Item position entries
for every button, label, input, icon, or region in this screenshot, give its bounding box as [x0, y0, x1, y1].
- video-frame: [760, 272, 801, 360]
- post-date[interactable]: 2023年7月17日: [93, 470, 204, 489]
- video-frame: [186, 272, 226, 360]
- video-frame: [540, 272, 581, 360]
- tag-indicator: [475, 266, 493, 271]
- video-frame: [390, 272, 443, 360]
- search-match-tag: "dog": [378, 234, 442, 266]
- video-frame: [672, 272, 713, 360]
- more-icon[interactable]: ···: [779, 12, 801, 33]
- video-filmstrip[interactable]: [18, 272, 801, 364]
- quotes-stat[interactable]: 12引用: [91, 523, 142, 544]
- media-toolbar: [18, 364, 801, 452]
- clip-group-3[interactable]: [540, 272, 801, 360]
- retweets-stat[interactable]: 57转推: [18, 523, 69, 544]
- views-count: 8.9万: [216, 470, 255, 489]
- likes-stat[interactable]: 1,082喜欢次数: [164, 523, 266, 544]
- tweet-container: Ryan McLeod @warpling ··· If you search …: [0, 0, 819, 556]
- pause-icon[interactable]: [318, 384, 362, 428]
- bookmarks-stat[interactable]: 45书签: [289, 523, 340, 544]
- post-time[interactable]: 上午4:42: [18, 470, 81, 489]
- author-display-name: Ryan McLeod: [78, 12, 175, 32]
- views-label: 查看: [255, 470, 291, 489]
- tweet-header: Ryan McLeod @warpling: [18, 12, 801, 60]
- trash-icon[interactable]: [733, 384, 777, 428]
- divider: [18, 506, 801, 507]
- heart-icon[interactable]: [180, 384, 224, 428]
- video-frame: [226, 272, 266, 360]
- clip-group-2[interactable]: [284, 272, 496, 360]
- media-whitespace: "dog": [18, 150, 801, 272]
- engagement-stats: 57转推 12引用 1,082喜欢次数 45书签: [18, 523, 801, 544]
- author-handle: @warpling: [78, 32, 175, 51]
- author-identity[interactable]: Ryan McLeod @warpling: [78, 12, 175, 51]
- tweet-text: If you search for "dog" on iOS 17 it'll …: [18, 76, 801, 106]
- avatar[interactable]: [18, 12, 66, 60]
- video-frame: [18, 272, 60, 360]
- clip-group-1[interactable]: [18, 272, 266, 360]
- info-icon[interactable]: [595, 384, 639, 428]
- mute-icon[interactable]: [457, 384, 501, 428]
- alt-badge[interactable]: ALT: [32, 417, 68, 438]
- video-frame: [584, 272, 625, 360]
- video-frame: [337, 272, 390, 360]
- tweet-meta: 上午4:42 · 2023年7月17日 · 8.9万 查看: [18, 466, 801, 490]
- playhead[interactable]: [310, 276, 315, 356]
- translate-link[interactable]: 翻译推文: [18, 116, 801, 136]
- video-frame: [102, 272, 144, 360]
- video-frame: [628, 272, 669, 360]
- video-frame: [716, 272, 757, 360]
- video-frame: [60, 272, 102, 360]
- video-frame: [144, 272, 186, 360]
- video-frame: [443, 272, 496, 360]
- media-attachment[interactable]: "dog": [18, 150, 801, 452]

● Goal
Return the material above line for line, without any changes.

● Output
for every button, label, input, icon, or region in this screenshot, give its bounding box as [x0, y0, x1, y1].
- video-frame: [760, 272, 801, 360]
- post-date[interactable]: 2023年7月17日: [93, 470, 204, 489]
- video-frame: [186, 272, 226, 360]
- video-frame: [540, 272, 581, 360]
- tag-indicator: [475, 266, 493, 271]
- video-frame: [390, 272, 443, 360]
- search-match-tag: "dog": [378, 234, 442, 266]
- video-frame: [672, 272, 713, 360]
- more-icon[interactable]: ···: [779, 12, 801, 33]
- video-filmstrip[interactable]: [18, 272, 801, 364]
- quotes-stat[interactable]: 12引用: [91, 523, 142, 544]
- media-toolbar: [18, 364, 801, 452]
- clip-group-3[interactable]: [540, 272, 801, 360]
- retweets-stat[interactable]: 57转推: [18, 523, 69, 544]
- views-count: 8.9万: [216, 470, 255, 489]
- likes-stat[interactable]: 1,082喜欢次数: [164, 523, 266, 544]
- tweet-container: Ryan McLeod @warpling ··· If you search …: [0, 0, 819, 556]
- pause-icon[interactable]: [318, 384, 362, 428]
- bookmarks-stat[interactable]: 45书签: [289, 523, 340, 544]
- post-time[interactable]: 上午4:42: [18, 470, 81, 489]
- author-display-name: Ryan McLeod: [78, 12, 175, 32]
- views-label: 查看: [255, 470, 291, 489]
- tweet-header: Ryan McLeod @warpling: [18, 12, 801, 60]
- trash-icon[interactable]: [733, 384, 777, 428]
- divider: [18, 506, 801, 507]
- heart-icon[interactable]: [180, 384, 224, 428]
- video-frame: [226, 272, 266, 360]
- clip-group-2[interactable]: [284, 272, 496, 360]
- media-whitespace: "dog": [18, 150, 801, 272]
- engagement-stats: 57转推 12引用 1,082喜欢次数 45书签: [18, 523, 801, 544]
- author-handle: @warpling: [78, 32, 175, 51]
- author-identity[interactable]: Ryan McLeod @warpling: [78, 12, 175, 51]
- tweet-text: If you search for "dog" on iOS 17 it'll …: [18, 76, 801, 106]
- avatar[interactable]: [18, 12, 66, 60]
- video-frame: [18, 272, 60, 360]
- clip-group-1[interactable]: [18, 272, 266, 360]
- info-icon[interactable]: [595, 384, 639, 428]
- mute-icon[interactable]: [457, 384, 501, 428]
- alt-badge[interactable]: ALT: [32, 417, 68, 438]
- video-frame: [584, 272, 625, 360]
- video-frame: [337, 272, 390, 360]
- tweet-meta: 上午4:42 · 2023年7月17日 · 8.9万 查看: [18, 466, 801, 490]
- playhead[interactable]: [310, 276, 315, 356]
- translate-link[interactable]: 翻译推文: [18, 116, 801, 136]
- video-frame: [102, 272, 144, 360]
- video-frame: [628, 272, 669, 360]
- video-frame: [716, 272, 757, 360]
- video-frame: [60, 272, 102, 360]
- video-frame: [144, 272, 186, 360]
- video-frame: [443, 272, 496, 360]
- media-attachment[interactable]: "dog": [18, 150, 801, 452]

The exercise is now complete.